Page images and their text:
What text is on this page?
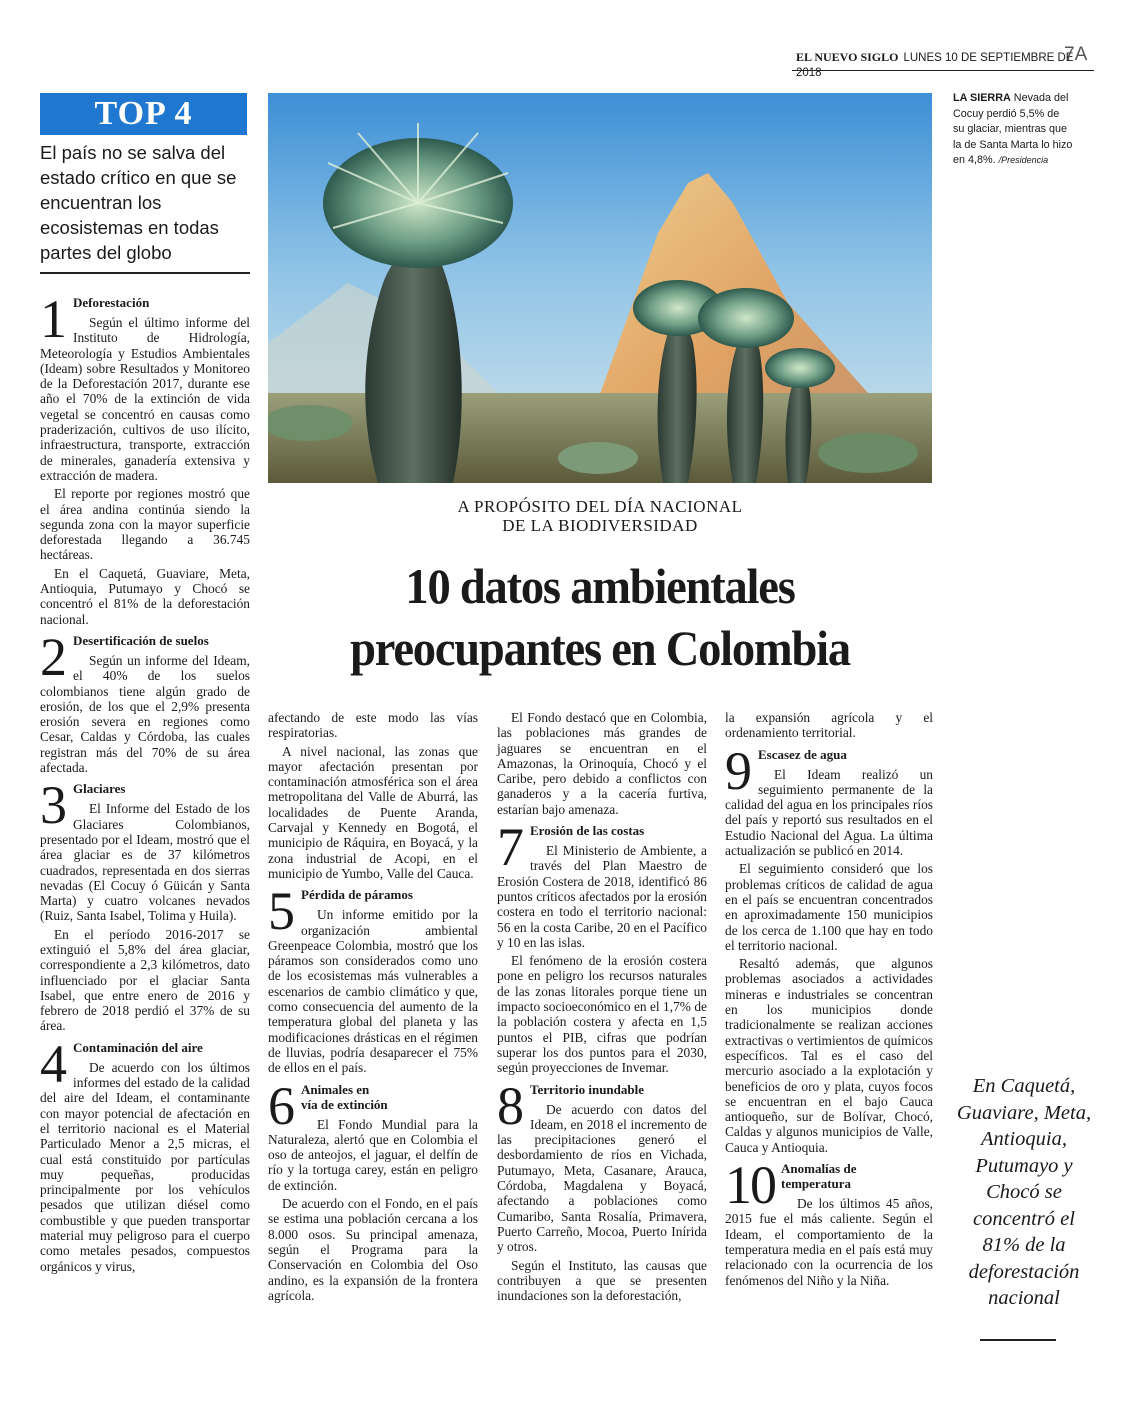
EL NUEVO SIGLO LUNES 10 DE SEPTIEMBRE DE 2018
7A
TOP 4
El país no se salva del estado crítico en que se encuentran los ecosistemas en todas partes del globo
LA SIERRA Nevada del Cocuy perdió 5,5% de su glaciar, mientras que la de Santa Marta lo hizo en 4,8%. /Presidencia
A PROPÓSITO DEL DÍA NACIONAL
DE LA BIODIVERSIDAD
10 datos ambientales
preocupantes en Colombia
1 Deforestación

Según el último informe del Instituto de Hidrología, Meteorología y Estudios Ambientales (Ideam) sobre Resultados y Monitoreo de la Deforestación 2017, durante ese año el 70% de la extinción de vida vegetal se concentró en causas como praderización, cultivos de uso ilícito, infraestructura, transporte, extracción de minerales, ganadería extensiva y extracción de madera.

El reporte por regiones mostró que el área andina continúa siendo la segunda zona con la mayor superficie deforestada llegando a 36.745 hectáreas.

En el Caquetá, Guaviare, Meta, Antioquia, Putumayo y Chocó se concentró el 81% de la deforestación nacional.

2 Desertificación de suelos

Según un informe del Ideam, el 40% de los suelos colombianos tiene algún grado de erosión, de los que el 2,9% presenta erosión severa en regiones como Cesar, Caldas y Córdoba, las cuales registran más del 70% de su área afectada.

3 Glaciares

El Informe del Estado de los Glaciares Colombianos, presentado por el Ideam, mostró que el área glaciar es de 37 kilómetros cuadrados, representada en dos sierras nevadas (El Cocuy ó Güicán y Santa Marta) y cuatro volcanes nevados (Ruiz, Santa Isabel, Tolima y Huila).

En el período 2016-2017 se extinguió el 5,8% del área glaciar, correspondiente a 2,3 kilómetros, dato influenciado por el glaciar Santa Isabel, que entre enero de 2016 y febrero de 2018 perdió el 37% de su área.

4 Contaminación del aire

De acuerdo con los últimos informes del estado de la calidad del aire del Ideam, el contaminante con mayor potencial de afectación en el territorio nacional es el Material Particulado Menor a 2,5 micras, el cual está constituido por partículas muy pequeñas, producidas principalmente por los vehículos pesados que utilizan diésel como combustible y que pueden transportar material muy peligroso para el cuerpo como metales pesados, compuestos orgánicos y virus,

afectando de este modo las vías respiratorias.

A nivel nacional, las zonas que mayor afectación presentan por contaminación atmosférica son el área metropolitana del Valle de Aburrá, las localidades de Puente Aranda, Carvajal y Kennedy en Bogotá, el municipio de Ráquira, en Boyacá, y la zona industrial de Acopi, en el municipio de Yumbo, Valle del Cauca.

5 Pérdida de páramos

Un informe emitido por la organización ambiental Greenpeace Colombia, mostró que los páramos son considerados como uno de los ecosistemas más vulnerables a escenarios de cambio climático y que, como consecuencia del aumento de la temperatura global del planeta y las modificaciones drásticas en el régimen de lluvias, podría desaparecer el 75% de ellos en el país.

6 Animales en
vía de extinción

El Fondo Mundial para la Naturaleza, alertó que en Colombia el oso de anteojos, el jaguar, el delfín de río y la tortuga carey, están en peligro de extinción.

De acuerdo con el Fondo, en el país se estima una población cercana a los 8.000 osos. Su principal amenaza, según el Programa para la Conservación en Colombia del Oso andino, es la expansión de la frontera agrícola.

El Fondo destacó que en Colombia, las poblaciones más grandes de jaguares se encuentran en el Amazonas, la Orinoquía, Chocó y el Caribe, pero debido a conflictos con ganaderos y a la cacería furtiva, estarían bajo amenaza.

7 Erosión de las costas

El Ministerio de Ambiente, a través del Plan Maestro de Erosión Costera de 2018, identificó 86 puntos críticos afectados por la erosión costera en todo el territorio nacional: 56 en la costa Caribe, 20 en el Pacífico y 10 en las islas.

El fenómeno de la erosión costera pone en peligro los recursos naturales de las zonas litorales porque tiene un impacto socioeconómico en el 1,7% de la población costera y afecta en 1,5 puntos el PIB, cifras que podrían superar los dos puntos para el 2030, según proyecciones de Invemar.

8 Territorio inundable

De acuerdo con datos del Ideam, en 2018 el incremento de las precipitaciones generó el desbordamiento de ríos en Vichada, Putumayo, Meta, Casanare, Arauca, Córdoba, Magdalena y Boyacá, afectando a poblaciones como Cumaribo, Santa Rosalía, Primavera, Puerto Carreño, Mocoa, Puerto Inírida y otros.

Según el Instituto, las causas que contribuyen a que se presenten inundaciones son la deforestación,

la expansión agrícola y el ordenamiento territorial.

9 Escasez de agua

El Ideam realizó un seguimiento permanente de la calidad del agua en los principales ríos del país y reportó sus resultados en el Estudio Nacional del Agua. La última actualización se publicó en 2014.

El seguimiento consideró que los problemas críticos de calidad de agua en el país se encuentran concentrados en aproximadamente 150 municipios de los cerca de 1.100 que hay en todo el territorio nacional.

Resaltó además, que algunos problemas asociados a actividades mineras e industriales se concentran en los municipios donde tradicionalmente se realizan acciones extractivas o vertimientos de químicos específicos. Tal es el caso del mercurio asociado a la explotación y beneficios de oro y plata, cuyos focos se encuentran en el bajo Cauca antioqueño, sur de Bolívar, Chocó, Caldas y algunos municipios de Valle, Cauca y Antioquia.

10 Anomalías de
temperatura

De los últimos 45 años, 2015 fue el más caliente. Según el Ideam, el comportamiento de la temperatura media en el país está muy relacionado con la ocurrencia de los fenómenos del Niño y la Niña.

En Caquetá, Guaviare, Meta, Antioquia, Putumayo y Chocó se concentró el 81% de la deforestación nacional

### What you should do
Looking at the entries above, say how many lines hold the word "Caquetá". Offer no other text.

### Result of the exercise
2